WHAT IS BEING ASKED: Extract the full set of records, then give each one again exactly.

----------

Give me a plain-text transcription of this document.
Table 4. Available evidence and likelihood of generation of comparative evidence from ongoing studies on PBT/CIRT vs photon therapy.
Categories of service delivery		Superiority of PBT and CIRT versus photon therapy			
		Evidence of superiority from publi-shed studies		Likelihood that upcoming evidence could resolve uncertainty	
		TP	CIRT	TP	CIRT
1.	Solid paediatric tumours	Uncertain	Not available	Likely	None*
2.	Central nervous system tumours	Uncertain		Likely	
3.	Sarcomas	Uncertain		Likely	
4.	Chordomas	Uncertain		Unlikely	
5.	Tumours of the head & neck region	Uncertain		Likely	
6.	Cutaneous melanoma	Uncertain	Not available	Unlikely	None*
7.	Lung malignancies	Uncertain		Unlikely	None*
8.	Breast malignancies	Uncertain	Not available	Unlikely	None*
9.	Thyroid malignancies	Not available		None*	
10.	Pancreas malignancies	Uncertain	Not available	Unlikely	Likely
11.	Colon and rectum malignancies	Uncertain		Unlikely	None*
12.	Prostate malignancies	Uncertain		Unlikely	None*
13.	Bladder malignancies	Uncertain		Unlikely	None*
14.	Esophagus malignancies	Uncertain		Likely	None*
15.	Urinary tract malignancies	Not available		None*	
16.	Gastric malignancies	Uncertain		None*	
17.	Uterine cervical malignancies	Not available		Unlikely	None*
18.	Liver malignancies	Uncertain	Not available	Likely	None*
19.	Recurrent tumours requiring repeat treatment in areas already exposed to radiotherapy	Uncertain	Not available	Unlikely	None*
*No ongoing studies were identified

----------

ANSWER FOR THE TASK:
Give me a plain-text transcription of this document.
Table 4. Available evidence and likelihood of generation of comparative evidence from ongoing studies on PBT/CIRT vs photon therapy.
Categories of service delivery		Superiority of PBT and CIRT versus photon therapy			
		Evidence of superiority from publi-shed studies		Likelihood that upcoming evidence could resolve uncertainty	
		TP	CIRT	TP	CIRT
1.	Solid paediatric tumours	Uncertain	Not available	Likely	None*
2.	Central nervous system tumours	Uncertain		Likely	
3.	Sarcomas	Uncertain		Likely	
4.	Chordomas	Uncertain		Unlikely	
5.	Tumours of the head & neck region	Uncertain		Likely	
6.	Cutaneous melanoma	Uncertain	Not available	Unlikely	None*
7.	Lung malignancies	Uncertain		Unlikely	None*
8.	Breast malignancies	Uncertain	Not available	Unlikely	None*
9.	Thyroid malignancies	Not available		None*	
10.	Pancreas malignancies	Uncertain	Not available	Unlikely	Likely
11.	Colon and rectum malignancies	Uncertain		Unlikely	None*
12.	Prostate malignancies	Uncertain		Unlikely	None*
13.	Bladder malignancies	Uncertain		Unlikely	None*
14.	Esophagus malignancies	Uncertain		Likely	None*
15.	Urinary tract malignancies	Not available		None*	
16.	Gastric malignancies	Uncertain		None*	
17.	Uterine cervical malignancies	Not available		Unlikely	None*
18.	Liver malignancies	Uncertain	Not available	Likely	None*
19.	Recurrent tumours requiring repeat treatment in areas already exposed to radiotherapy	Uncertain	Not available	Unlikely	None*
*No ongoing studies were identified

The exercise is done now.